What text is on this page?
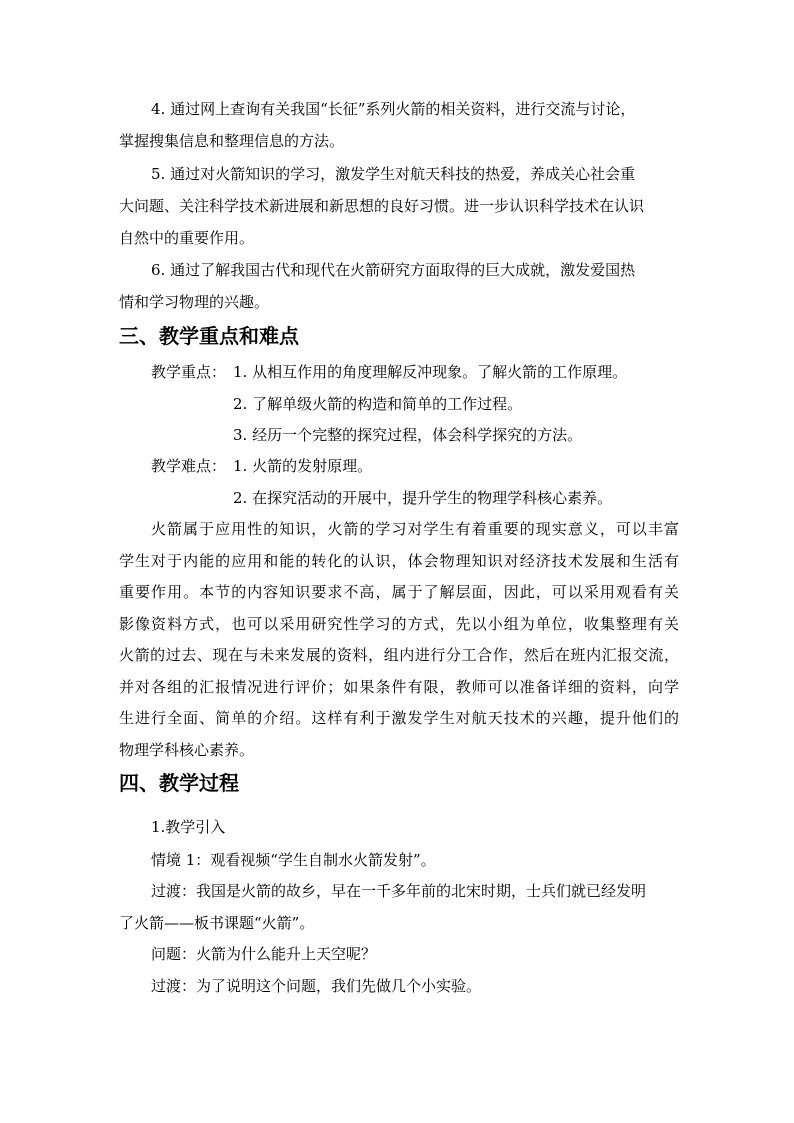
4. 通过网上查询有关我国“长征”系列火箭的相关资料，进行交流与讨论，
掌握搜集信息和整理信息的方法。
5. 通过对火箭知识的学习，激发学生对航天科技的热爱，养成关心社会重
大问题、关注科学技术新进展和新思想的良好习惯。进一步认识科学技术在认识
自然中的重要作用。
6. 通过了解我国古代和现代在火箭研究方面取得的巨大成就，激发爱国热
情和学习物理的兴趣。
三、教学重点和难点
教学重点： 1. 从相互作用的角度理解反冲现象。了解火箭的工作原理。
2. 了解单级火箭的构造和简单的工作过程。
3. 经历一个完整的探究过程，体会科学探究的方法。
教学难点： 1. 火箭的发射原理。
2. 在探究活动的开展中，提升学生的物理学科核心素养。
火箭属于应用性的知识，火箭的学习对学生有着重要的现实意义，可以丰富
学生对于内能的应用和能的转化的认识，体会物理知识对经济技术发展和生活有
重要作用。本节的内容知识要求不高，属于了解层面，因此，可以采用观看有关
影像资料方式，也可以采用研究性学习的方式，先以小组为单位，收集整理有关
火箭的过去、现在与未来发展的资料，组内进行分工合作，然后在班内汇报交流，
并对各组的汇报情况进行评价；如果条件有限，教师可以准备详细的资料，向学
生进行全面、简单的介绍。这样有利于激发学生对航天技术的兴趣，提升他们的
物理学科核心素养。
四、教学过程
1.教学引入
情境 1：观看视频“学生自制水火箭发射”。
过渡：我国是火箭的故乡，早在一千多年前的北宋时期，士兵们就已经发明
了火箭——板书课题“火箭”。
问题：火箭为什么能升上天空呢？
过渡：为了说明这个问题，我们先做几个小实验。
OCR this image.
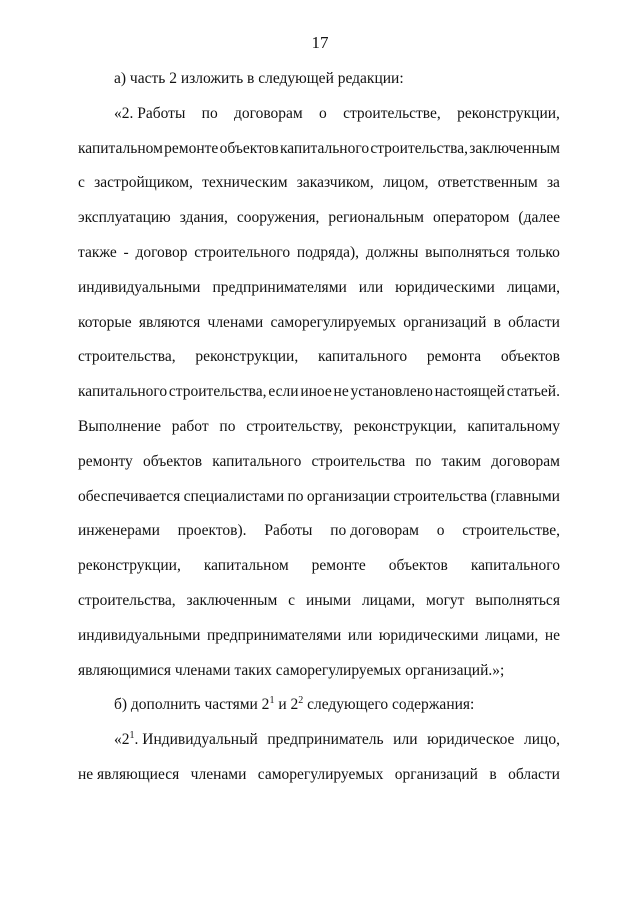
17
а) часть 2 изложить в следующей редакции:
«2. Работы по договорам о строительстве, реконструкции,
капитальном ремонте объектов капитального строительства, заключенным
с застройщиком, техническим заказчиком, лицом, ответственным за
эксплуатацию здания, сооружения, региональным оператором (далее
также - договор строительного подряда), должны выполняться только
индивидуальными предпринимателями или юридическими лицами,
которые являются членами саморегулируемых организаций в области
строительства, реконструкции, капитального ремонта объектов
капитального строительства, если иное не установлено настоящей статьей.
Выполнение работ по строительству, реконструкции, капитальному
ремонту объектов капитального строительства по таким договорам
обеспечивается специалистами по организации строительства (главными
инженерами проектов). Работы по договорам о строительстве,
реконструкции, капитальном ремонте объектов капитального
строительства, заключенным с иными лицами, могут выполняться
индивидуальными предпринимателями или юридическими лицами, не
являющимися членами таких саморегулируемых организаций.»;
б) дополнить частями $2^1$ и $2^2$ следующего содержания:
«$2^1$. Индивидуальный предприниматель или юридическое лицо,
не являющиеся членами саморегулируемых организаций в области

[Task to complete] Reproduce the material above verbatim; omit every picture.

[Answer to this problem]
What text is on this page?
4. 通过网上查询有关我国“长征”系列火箭的相关资料，进行交流与讨论，
掌握搜集信息和整理信息的方法。
5. 通过对火箭知识的学习，激发学生对航天科技的热爱，养成关心社会重
大问题、关注科学技术新进展和新思想的良好习惯。进一步认识科学技术在认识
自然中的重要作用。
6. 通过了解我国古代和现代在火箭研究方面取得的巨大成就，激发爱国热
情和学习物理的兴趣。
三、教学重点和难点
教学重点： 1. 从相互作用的角度理解反冲现象。了解火箭的工作原理。
2. 了解单级火箭的构造和简单的工作过程。
3. 经历一个完整的探究过程，体会科学探究的方法。
教学难点： 1. 火箭的发射原理。
2. 在探究活动的开展中，提升学生的物理学科核心素养。
火箭属于应用性的知识，火箭的学习对学生有着重要的现实意义，可以丰富
学生对于内能的应用和能的转化的认识，体会物理知识对经济技术发展和生活有
重要作用。本节的内容知识要求不高，属于了解层面，因此，可以采用观看有关
影像资料方式，也可以采用研究性学习的方式，先以小组为单位，收集整理有关
火箭的过去、现在与未来发展的资料，组内进行分工合作，然后在班内汇报交流，
并对各组的汇报情况进行评价；如果条件有限，教师可以准备详细的资料，向学
生进行全面、简单的介绍。这样有利于激发学生对航天技术的兴趣，提升他们的
物理学科核心素养。
四、教学过程
1.教学引入
情境 1：观看视频“学生自制水火箭发射”。
过渡：我国是火箭的故乡，早在一千多年前的北宋时期，士兵们就已经发明
了火箭——板书课题“火箭”。
问题：火箭为什么能升上天空呢？
过渡：为了说明这个问题，我们先做几个小实验。
OCR this image.
17
а) часть 2 изложить в следующей редакции:
«2. Работы по договорам о строительстве, реконструкции,
капитальном ремонте объектов капитального строительства, заключенным
с застройщиком, техническим заказчиком, лицом, ответственным за
эксплуатацию здания, сооружения, региональным оператором (далее
также - договор строительного подряда), должны выполняться только
индивидуальными предпринимателями или юридическими лицами,
которые являются членами саморегулируемых организаций в области
строительства, реконструкции, капитального ремонта объектов
капитального строительства, если иное не установлено настоящей статьей.
Выполнение работ по строительству, реконструкции, капитальному
ремонту объектов капитального строительства по таким договорам
обеспечивается специалистами по организации строительства (главными
инженерами проектов). Работы по договорам о строительстве,
реконструкции, капитальном ремонте объектов капитального
строительства, заключенным с иными лицами, могут выполняться
индивидуальными предпринимателями или юридическими лицами, не
являющимися членами таких саморегулируемых организаций.»;
б) дополнить частями $2^1$ и $2^2$ следующего содержания:
«$2^1$. Индивидуальный предприниматель или юридическое лицо,
не являющиеся членами саморегулируемых организаций в области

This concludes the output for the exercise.